Stated exercise:
List each line of the data in which the string "heading" appears.

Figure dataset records
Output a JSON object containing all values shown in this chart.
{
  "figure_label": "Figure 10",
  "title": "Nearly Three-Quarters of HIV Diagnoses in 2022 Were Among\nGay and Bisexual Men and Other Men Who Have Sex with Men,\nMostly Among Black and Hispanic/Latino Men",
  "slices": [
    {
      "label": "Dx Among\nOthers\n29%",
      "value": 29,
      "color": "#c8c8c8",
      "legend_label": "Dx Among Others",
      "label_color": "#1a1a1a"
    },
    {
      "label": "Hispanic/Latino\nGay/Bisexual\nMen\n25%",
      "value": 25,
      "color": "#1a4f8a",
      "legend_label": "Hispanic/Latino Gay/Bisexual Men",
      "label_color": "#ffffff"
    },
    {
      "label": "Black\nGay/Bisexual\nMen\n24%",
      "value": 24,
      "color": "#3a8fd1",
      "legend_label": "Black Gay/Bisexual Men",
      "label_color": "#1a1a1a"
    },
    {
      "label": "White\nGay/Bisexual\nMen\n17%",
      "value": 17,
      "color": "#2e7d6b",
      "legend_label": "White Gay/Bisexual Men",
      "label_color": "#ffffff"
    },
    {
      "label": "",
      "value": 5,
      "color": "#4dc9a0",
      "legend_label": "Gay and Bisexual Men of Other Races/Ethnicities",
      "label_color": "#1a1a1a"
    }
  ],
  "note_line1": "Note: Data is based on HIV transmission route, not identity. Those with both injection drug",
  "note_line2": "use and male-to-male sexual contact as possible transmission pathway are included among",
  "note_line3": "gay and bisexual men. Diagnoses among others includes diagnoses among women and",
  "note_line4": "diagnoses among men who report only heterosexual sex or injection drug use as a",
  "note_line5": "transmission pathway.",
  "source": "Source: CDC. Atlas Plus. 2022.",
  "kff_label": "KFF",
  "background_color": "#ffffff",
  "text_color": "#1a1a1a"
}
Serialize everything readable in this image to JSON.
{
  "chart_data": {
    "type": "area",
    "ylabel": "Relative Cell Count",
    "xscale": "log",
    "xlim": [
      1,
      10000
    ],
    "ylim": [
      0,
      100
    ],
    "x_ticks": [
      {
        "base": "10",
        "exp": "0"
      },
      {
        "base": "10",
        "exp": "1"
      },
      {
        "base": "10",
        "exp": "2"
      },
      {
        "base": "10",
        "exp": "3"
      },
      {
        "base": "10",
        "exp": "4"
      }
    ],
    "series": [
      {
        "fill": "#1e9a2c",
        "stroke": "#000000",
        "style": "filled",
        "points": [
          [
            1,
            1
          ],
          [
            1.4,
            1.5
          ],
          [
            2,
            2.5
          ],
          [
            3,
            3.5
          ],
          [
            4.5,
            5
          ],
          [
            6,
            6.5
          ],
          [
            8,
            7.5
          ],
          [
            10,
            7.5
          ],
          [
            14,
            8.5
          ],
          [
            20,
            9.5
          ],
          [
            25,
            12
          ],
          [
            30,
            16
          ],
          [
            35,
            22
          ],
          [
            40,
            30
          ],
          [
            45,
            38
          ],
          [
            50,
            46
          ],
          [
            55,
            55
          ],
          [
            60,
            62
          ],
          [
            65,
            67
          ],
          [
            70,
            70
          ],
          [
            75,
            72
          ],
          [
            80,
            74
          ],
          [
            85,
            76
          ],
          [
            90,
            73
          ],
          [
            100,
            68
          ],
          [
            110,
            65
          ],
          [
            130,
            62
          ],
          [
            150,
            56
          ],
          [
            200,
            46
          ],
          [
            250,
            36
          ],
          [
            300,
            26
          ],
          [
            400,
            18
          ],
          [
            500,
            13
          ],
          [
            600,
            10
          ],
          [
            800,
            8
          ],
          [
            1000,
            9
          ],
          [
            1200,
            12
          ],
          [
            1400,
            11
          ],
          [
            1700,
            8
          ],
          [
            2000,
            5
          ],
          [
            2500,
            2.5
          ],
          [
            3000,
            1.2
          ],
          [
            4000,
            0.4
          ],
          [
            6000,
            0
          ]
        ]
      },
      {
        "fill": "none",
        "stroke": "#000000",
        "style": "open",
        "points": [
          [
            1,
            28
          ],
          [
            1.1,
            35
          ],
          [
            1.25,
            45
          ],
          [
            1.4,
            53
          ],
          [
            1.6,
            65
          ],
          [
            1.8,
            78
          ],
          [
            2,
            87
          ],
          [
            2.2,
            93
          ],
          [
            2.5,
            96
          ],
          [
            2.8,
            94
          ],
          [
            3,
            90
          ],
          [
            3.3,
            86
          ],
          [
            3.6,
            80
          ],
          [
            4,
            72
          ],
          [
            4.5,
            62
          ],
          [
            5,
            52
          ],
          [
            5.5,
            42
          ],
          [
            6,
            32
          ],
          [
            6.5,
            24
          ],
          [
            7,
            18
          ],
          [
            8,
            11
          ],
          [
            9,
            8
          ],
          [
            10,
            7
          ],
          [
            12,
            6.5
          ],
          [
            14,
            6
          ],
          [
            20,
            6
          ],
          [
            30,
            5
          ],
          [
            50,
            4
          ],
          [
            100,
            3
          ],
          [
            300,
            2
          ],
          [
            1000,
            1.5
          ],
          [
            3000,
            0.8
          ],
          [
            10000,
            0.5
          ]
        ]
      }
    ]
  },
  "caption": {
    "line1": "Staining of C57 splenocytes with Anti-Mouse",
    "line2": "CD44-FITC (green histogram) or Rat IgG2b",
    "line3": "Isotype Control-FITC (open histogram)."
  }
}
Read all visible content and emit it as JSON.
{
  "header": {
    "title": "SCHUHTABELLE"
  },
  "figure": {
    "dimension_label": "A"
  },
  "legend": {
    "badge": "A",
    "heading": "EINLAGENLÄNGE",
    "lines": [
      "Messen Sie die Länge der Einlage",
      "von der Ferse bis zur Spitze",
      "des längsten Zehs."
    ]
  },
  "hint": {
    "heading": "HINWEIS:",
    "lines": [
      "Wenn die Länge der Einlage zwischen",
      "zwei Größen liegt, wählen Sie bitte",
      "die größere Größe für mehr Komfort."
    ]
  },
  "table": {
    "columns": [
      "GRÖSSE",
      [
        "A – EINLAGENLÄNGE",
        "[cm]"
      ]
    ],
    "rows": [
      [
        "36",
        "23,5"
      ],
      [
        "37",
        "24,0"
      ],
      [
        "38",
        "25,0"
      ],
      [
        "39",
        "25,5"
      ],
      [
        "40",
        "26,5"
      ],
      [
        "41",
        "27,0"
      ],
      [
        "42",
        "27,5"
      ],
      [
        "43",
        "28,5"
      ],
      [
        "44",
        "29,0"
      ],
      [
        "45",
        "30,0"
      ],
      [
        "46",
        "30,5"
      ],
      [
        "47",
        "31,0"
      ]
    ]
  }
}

Output of the exercise:
    "heading": "EINLAGENLÄNGE",
    "heading": "HINWEIS:",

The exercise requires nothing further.